____ MATERIAL FOR THIS EXERCISE
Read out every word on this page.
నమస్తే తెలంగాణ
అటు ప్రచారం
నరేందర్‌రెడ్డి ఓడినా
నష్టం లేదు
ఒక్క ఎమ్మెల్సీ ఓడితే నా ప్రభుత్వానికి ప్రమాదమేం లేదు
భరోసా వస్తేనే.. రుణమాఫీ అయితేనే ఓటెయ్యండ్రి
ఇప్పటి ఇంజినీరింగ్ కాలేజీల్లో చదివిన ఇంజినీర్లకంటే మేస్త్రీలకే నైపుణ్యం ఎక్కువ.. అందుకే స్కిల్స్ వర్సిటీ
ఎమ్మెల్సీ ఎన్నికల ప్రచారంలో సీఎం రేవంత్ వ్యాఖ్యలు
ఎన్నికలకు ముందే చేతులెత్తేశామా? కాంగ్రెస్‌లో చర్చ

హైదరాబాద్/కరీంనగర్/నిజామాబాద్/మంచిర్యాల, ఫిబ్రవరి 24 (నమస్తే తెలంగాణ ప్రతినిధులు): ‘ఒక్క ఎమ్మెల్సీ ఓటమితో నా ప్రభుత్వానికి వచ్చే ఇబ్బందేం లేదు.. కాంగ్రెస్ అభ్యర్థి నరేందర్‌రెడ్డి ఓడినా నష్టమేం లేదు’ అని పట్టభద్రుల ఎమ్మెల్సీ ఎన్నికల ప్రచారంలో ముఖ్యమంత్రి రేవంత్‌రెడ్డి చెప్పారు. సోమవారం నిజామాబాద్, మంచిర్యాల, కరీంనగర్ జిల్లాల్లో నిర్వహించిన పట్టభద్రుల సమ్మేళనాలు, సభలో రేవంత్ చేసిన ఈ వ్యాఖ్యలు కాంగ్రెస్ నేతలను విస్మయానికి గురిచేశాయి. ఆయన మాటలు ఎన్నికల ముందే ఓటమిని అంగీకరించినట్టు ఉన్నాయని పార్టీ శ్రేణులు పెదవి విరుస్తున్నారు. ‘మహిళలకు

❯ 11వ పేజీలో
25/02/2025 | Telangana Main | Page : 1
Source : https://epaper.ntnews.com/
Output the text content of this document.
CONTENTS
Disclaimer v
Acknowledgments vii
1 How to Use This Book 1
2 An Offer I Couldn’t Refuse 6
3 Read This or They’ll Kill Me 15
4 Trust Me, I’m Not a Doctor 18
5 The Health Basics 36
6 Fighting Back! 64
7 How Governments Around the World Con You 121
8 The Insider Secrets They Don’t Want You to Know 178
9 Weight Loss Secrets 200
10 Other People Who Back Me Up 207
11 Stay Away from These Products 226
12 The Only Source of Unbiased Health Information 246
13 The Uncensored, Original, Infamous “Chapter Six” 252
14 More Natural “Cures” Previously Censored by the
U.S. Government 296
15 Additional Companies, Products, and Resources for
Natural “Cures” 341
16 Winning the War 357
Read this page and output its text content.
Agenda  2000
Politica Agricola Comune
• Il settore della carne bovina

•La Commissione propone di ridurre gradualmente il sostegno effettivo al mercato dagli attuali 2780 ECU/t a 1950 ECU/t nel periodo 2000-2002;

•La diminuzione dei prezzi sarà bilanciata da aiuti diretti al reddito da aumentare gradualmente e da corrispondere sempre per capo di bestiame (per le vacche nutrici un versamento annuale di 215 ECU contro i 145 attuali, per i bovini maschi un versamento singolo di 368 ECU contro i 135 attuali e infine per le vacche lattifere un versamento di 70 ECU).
________
### AIM OF THE TASK
Every entry in the listing must be retyped exactly.

### ANSWER FOR THE TASK
Read out every word on this page.
నమస్తే తెలంగాణ
అటు ప్రచారం
నరేందర్‌రెడ్డి ఓడినా
నష్టం లేదు
ఒక్క ఎమ్మెల్సీ ఓడితే నా ప్రభుత్వానికి ప్రమాదమేం లేదు
భరోసా వస్తేనే.. రుణమాఫీ అయితేనే ఓటెయ్యండ్రి
ఇప్పటి ఇంజినీరింగ్ కాలేజీల్లో చదివిన ఇంజినీర్లకంటే మేస్త్రీలకే నైపుణ్యం ఎక్కువ.. అందుకే స్కిల్స్ వర్సిటీ
ఎమ్మెల్సీ ఎన్నికల ప్రచారంలో సీఎం రేవంత్ వ్యాఖ్యలు
ఎన్నికలకు ముందే చేతులెత్తేశామా? కాంగ్రెస్‌లో చర్చ

హైదరాబాద్/కరీంనగర్/నిజామాబాద్/మంచిర్యాల, ఫిబ్రవరి 24 (నమస్తే తెలంగాణ ప్రతినిధులు): ‘ఒక్క ఎమ్మెల్సీ ఓటమితో నా ప్రభుత్వానికి వచ్చే ఇబ్బందేం లేదు.. కాంగ్రెస్ అభ్యర్థి నరేందర్‌రెడ్డి ఓడినా నష్టమేం లేదు’ అని పట్టభద్రుల ఎమ్మెల్సీ ఎన్నికల ప్రచారంలో ముఖ్యమంత్రి రేవంత్‌రెడ్డి చెప్పారు. సోమవారం నిజామాబాద్, మంచిర్యాల, కరీంనగర్ జిల్లాల్లో నిర్వహించిన పట్టభద్రుల సమ్మేళనాలు, సభలో రేవంత్ చేసిన ఈ వ్యాఖ్యలు కాంగ్రెస్ నేతలను విస్మయానికి గురిచేశాయి. ఆయన మాటలు ఎన్నికల ముందే ఓటమిని అంగీకరించినట్టు ఉన్నాయని పార్టీ శ్రేణులు పెదవి విరుస్తున్నారు. ‘మహిళలకు

❯ 11వ పేజీలో
25/02/2025 | Telangana Main | Page : 1
Source : https://epaper.ntnews.com/
Output the text content of this document.
CONTENTS
Disclaimer v
Acknowledgments vii
1 How to Use This Book 1
2 An Offer I Couldn’t Refuse 6
3 Read This or They’ll Kill Me 15
4 Trust Me, I’m Not a Doctor 18
5 The Health Basics 36
6 Fighting Back! 64
7 How Governments Around the World Con You 121
8 The Insider Secrets They Don’t Want You to Know 178
9 Weight Loss Secrets 200
10 Other People Who Back Me Up 207
11 Stay Away from These Products 226
12 The Only Source of Unbiased Health Information 246
13 The Uncensored, Original, Infamous “Chapter Six” 252
14 More Natural “Cures” Previously Censored by the
U.S. Government 296
15 Additional Companies, Products, and Resources for
Natural “Cures” 341
16 Winning the War 357
Read this page and output its text content.
Agenda  2000
Politica Agricola Comune
• Il settore della carne bovina

•La Commissione propone di ridurre gradualmente il sostegno effettivo al mercato dagli attuali 2780 ECU/t a 1950 ECU/t nel periodo 2000-2002;

•La diminuzione dei prezzi sarà bilanciata da aiuti diretti al reddito da aumentare gradualmente e da corrispondere sempre per capo di bestiame (per le vacche nutrici un versamento annuale di 215 ECU contro i 145 attuali, per i bovini maschi un versamento singolo di 368 ECU contro i 135 attuali e infine per le vacche lattifere un versamento di 70 ECU).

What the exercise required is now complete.